** Start SOURCE DATA **

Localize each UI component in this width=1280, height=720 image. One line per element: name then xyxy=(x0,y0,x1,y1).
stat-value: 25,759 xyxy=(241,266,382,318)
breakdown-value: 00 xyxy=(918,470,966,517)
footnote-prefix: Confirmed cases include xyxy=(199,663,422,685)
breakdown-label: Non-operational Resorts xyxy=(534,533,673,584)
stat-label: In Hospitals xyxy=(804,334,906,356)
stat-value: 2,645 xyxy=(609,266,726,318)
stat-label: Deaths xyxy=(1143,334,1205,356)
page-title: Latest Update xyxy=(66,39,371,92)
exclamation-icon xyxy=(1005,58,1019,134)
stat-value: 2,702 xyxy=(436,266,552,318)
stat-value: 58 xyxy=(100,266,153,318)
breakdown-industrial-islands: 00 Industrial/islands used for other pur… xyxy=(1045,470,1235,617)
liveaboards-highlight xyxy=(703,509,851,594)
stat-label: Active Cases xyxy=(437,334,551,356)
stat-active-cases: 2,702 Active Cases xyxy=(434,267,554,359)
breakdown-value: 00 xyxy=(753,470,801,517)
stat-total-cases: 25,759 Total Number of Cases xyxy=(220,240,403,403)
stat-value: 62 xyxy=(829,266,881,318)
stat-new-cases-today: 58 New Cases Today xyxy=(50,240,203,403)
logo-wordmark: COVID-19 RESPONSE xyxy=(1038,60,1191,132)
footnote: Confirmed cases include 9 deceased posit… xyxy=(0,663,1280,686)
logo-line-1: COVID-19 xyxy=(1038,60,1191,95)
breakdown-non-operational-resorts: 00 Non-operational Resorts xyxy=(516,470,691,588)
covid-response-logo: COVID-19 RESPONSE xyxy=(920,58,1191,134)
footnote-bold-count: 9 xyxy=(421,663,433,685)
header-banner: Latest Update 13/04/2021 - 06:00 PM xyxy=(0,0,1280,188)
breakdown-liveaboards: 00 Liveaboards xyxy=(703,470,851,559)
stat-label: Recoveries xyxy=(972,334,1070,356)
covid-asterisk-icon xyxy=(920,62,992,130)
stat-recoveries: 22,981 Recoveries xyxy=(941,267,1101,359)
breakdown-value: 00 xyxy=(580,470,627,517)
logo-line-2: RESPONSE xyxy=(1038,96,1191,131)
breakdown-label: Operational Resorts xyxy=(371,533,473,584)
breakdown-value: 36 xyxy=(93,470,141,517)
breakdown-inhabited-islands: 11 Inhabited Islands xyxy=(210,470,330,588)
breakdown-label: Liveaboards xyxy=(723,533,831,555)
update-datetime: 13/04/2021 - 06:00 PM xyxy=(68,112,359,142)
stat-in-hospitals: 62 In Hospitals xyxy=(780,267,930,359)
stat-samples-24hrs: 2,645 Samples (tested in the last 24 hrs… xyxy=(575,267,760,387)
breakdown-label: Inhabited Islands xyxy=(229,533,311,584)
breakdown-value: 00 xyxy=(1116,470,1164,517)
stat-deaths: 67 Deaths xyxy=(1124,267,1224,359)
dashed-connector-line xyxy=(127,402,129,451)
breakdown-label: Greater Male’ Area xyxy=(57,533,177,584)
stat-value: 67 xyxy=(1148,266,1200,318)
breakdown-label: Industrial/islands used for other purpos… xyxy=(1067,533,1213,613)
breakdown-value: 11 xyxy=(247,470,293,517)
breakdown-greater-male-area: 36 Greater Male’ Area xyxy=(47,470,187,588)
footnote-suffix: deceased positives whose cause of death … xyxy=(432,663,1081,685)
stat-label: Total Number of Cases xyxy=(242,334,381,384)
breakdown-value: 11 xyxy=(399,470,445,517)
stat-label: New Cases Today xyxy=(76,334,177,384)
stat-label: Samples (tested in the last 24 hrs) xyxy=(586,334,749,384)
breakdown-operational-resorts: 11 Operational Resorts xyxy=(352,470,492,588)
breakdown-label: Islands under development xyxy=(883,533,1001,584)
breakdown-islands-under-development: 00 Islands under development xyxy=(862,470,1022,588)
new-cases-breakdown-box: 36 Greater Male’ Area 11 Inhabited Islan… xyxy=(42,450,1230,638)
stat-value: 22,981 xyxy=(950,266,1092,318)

** End SOURCE DATA **

**REQUEST:** Reproduce the records above line for line, without altering anything.

**CORRECT OUTPUT:**
Localize each UI component in this width=1280, height=720 image. One line per element: name then xyxy=(x0,y0,x1,y1).
stat-value: 25,759 xyxy=(241,266,382,318)
breakdown-value: 00 xyxy=(918,470,966,517)
footnote-prefix: Confirmed cases include xyxy=(199,663,422,685)
breakdown-label: Non-operational Resorts xyxy=(534,533,673,584)
stat-label: In Hospitals xyxy=(804,334,906,356)
stat-value: 2,645 xyxy=(609,266,726,318)
stat-label: Deaths xyxy=(1143,334,1205,356)
page-title: Latest Update xyxy=(66,39,371,92)
exclamation-icon xyxy=(1005,58,1019,134)
stat-value: 2,702 xyxy=(436,266,552,318)
stat-value: 58 xyxy=(100,266,153,318)
breakdown-industrial-islands: 00 Industrial/islands used for other pur… xyxy=(1045,470,1235,617)
liveaboards-highlight xyxy=(703,509,851,594)
stat-label: Active Cases xyxy=(437,334,551,356)
stat-active-cases: 2,702 Active Cases xyxy=(434,267,554,359)
breakdown-value: 00 xyxy=(753,470,801,517)
stat-total-cases: 25,759 Total Number of Cases xyxy=(220,240,403,403)
stat-value: 62 xyxy=(829,266,881,318)
stat-new-cases-today: 58 New Cases Today xyxy=(50,240,203,403)
logo-wordmark: COVID-19 RESPONSE xyxy=(1038,60,1191,132)
footnote: Confirmed cases include 9 deceased posit… xyxy=(0,663,1280,686)
logo-line-1: COVID-19 xyxy=(1038,60,1191,95)
breakdown-non-operational-resorts: 00 Non-operational Resorts xyxy=(516,470,691,588)
covid-response-logo: COVID-19 RESPONSE xyxy=(920,58,1191,134)
footnote-bold-count: 9 xyxy=(421,663,433,685)
header-banner: Latest Update 13/04/2021 - 06:00 PM xyxy=(0,0,1280,188)
breakdown-liveaboards: 00 Liveaboards xyxy=(703,470,851,559)
stat-label: Recoveries xyxy=(972,334,1070,356)
covid-asterisk-icon xyxy=(920,62,992,130)
stat-recoveries: 22,981 Recoveries xyxy=(941,267,1101,359)
breakdown-value: 00 xyxy=(580,470,627,517)
logo-line-2: RESPONSE xyxy=(1038,96,1191,131)
breakdown-label: Operational Resorts xyxy=(371,533,473,584)
breakdown-value: 36 xyxy=(93,470,141,517)
breakdown-inhabited-islands: 11 Inhabited Islands xyxy=(210,470,330,588)
breakdown-label: Liveaboards xyxy=(723,533,831,555)
update-datetime: 13/04/2021 - 06:00 PM xyxy=(68,112,359,142)
stat-in-hospitals: 62 In Hospitals xyxy=(780,267,930,359)
stat-samples-24hrs: 2,645 Samples (tested in the last 24 hrs… xyxy=(575,267,760,387)
breakdown-label: Inhabited Islands xyxy=(229,533,311,584)
breakdown-value: 00 xyxy=(1116,470,1164,517)
stat-deaths: 67 Deaths xyxy=(1124,267,1224,359)
dashed-connector-line xyxy=(127,402,129,451)
breakdown-label: Greater Male’ Area xyxy=(57,533,177,584)
stat-value: 67 xyxy=(1148,266,1200,318)
breakdown-label: Industrial/islands used for other purpos… xyxy=(1067,533,1213,613)
breakdown-value: 11 xyxy=(247,470,293,517)
breakdown-greater-male-area: 36 Greater Male’ Area xyxy=(47,470,187,588)
footnote-suffix: deceased positives whose cause of death … xyxy=(432,663,1081,685)
stat-label: Total Number of Cases xyxy=(242,334,381,384)
breakdown-value: 11 xyxy=(399,470,445,517)
stat-label: New Cases Today xyxy=(76,334,177,384)
stat-label: Samples (tested in the last 24 hrs) xyxy=(586,334,749,384)
breakdown-operational-resorts: 11 Operational Resorts xyxy=(352,470,492,588)
breakdown-label: Islands under development xyxy=(883,533,1001,584)
breakdown-islands-under-development: 00 Islands under development xyxy=(862,470,1022,588)
new-cases-breakdown-box: 36 Greater Male’ Area 11 Inhabited Islan… xyxy=(42,450,1230,638)
stat-value: 22,981 xyxy=(950,266,1092,318)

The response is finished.